Every entry below must be repeated exactly; skip the pictures.

═════ MATERIAL FOR THIS EXERCISE

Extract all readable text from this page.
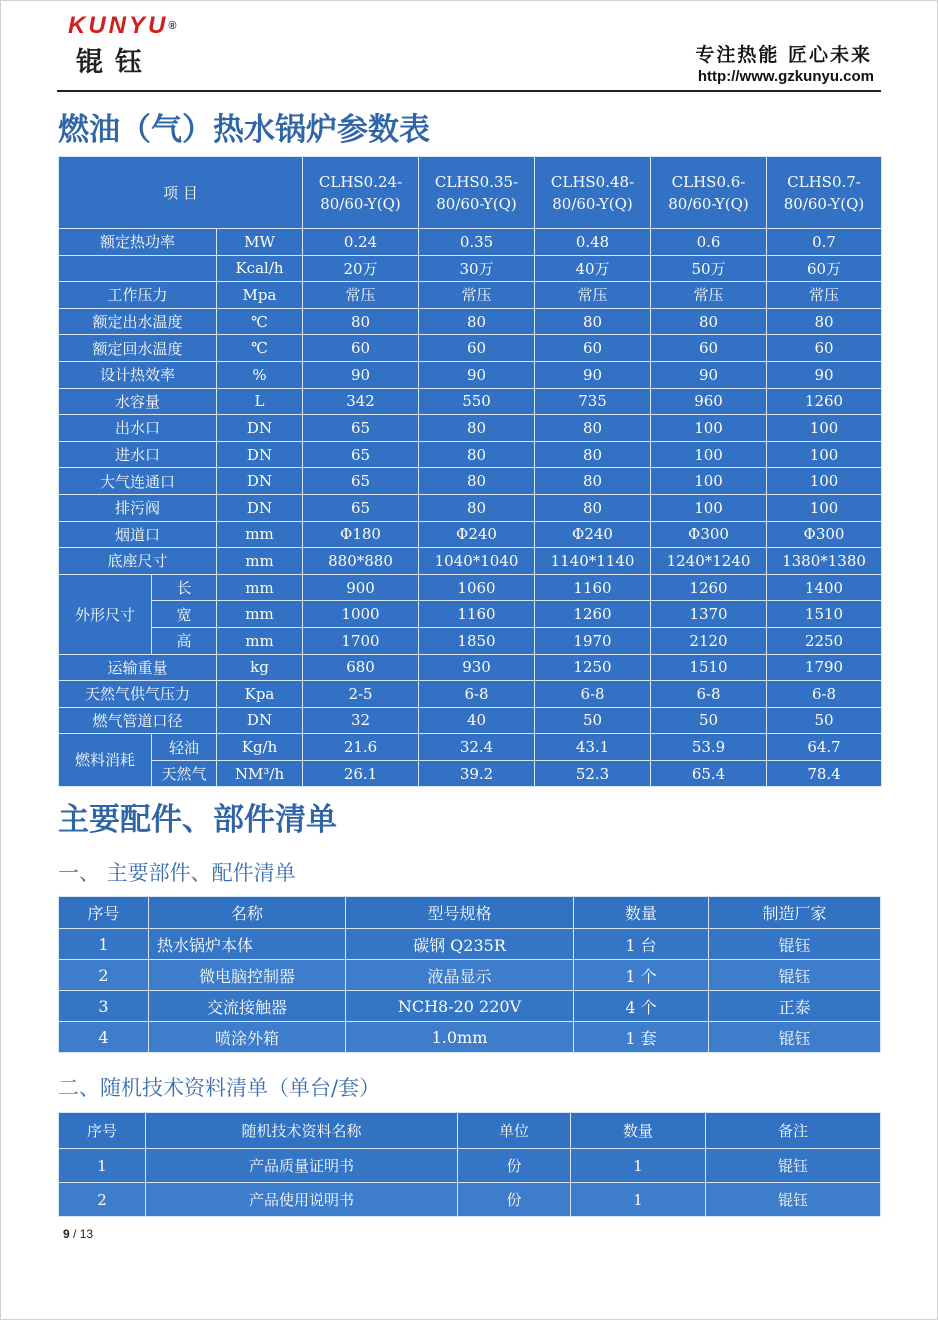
KUNYU®
锟钰	专注热能 匠心未来
http://www.gzkunyu.com
燃油（气）热水锅炉参数表
项 目			CLHS0.24-80/60-Y(Q)	CLHS0.35-80/60-Y(Q)	CLHS0.48-80/60-Y(Q)	CLHS0.6-80/60-Y(Q)	CLHS0.7-80/60-Y(Q)
额定热功率		MW	0.24	0.35	0.48	0.6	0.7
		Kcal/h	20万	30万	40万	50万	60万
工作压力		Mpa	常压	常压	常压	常压	常压
额定出水温度		℃	80	80	80	80	80
额定回水温度		℃	60	60	60	60	60
设计热效率		%	90	90	90	90	90
水容量		L	342	550	735	960	1260
出水口		DN	65	80	80	100	100
进水口		DN	65	80	80	100	100
大气连通口		DN	65	80	80	100	100
排污阀		DN	65	80	80	100	100
烟道口		mm	Φ180	Φ240	Φ240	Φ300	Φ300
底座尺寸		mm	880*880	1040*1040	1140*1140	1240*1240	1380*1380
外形尺寸	长	mm	900	1060	1160	1260	1400
	宽	mm	1000	1160	1260	1370	1510
	高	mm	1700	1850	1970	2120	2250
运输重量		kg	680	930	1250	1510	1790
天然气供气压力		Kpa	2-5	6-8	6-8	6-8	6-8
燃气管道口径		DN	32	40	50	50	50
燃料消耗	轻油	Kg/h	21.6	32.4	43.1	53.9	64.7
	天然气	NM³/h	26.1	39.2	52.3	65.4	78.4
主要配件、部件清单
一、 主要部件、配件清单
序号	名称	型号规格	数量	制造厂家
1	热水锅炉本体	碳钢 Q235R	1 台	锟钰
2	微电脑控制器	液晶显示	1 个	锟钰
3	交流接触器	NCH8-20 220V	4 个	正泰
4	喷涂外箱	1.0mm	1 套	锟钰
二、随机技术资料清单（单台/套）
序号	随机技术资料名称	单位	数量	备注
1	产品质量证明书	份	1	锟钰
2	产品使用说明书	份	1	锟钰
9 / 13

══════════

> [ANSWER FOR THIS EXERCISE]
Extract all readable text from this page.
KUNYU®
锟钰	专注热能 匠心未来
http://www.gzkunyu.com
燃油（气）热水锅炉参数表
项 目			CLHS0.24-80/60-Y(Q)	CLHS0.35-80/60-Y(Q)	CLHS0.48-80/60-Y(Q)	CLHS0.6-80/60-Y(Q)	CLHS0.7-80/60-Y(Q)
额定热功率		MW	0.24	0.35	0.48	0.6	0.7
		Kcal/h	20万	30万	40万	50万	60万
工作压力		Mpa	常压	常压	常压	常压	常压
额定出水温度		℃	80	80	80	80	80
额定回水温度		℃	60	60	60	60	60
设计热效率		%	90	90	90	90	90
水容量		L	342	550	735	960	1260
出水口		DN	65	80	80	100	100
进水口		DN	65	80	80	100	100
大气连通口		DN	65	80	80	100	100
排污阀		DN	65	80	80	100	100
烟道口		mm	Φ180	Φ240	Φ240	Φ300	Φ300
底座尺寸		mm	880*880	1040*1040	1140*1140	1240*1240	1380*1380
外形尺寸	长	mm	900	1060	1160	1260	1400
	宽	mm	1000	1160	1260	1370	1510
	高	mm	1700	1850	1970	2120	2250
运输重量		kg	680	930	1250	1510	1790
天然气供气压力		Kpa	2-5	6-8	6-8	6-8	6-8
燃气管道口径		DN	32	40	50	50	50
燃料消耗	轻油	Kg/h	21.6	32.4	43.1	53.9	64.7
	天然气	NM³/h	26.1	39.2	52.3	65.4	78.4
主要配件、部件清单
一、 主要部件、配件清单
序号	名称	型号规格	数量	制造厂家
1	热水锅炉本体	碳钢 Q235R	1 台	锟钰
2	微电脑控制器	液晶显示	1 个	锟钰
3	交流接触器	NCH8-20 220V	4 个	正泰
4	喷涂外箱	1.0mm	1 套	锟钰
二、随机技术资料清单（单台/套）
序号	随机技术资料名称	单位	数量	备注
1	产品质量证明书	份	1	锟钰
2	产品使用说明书	份	1	锟钰
9 / 13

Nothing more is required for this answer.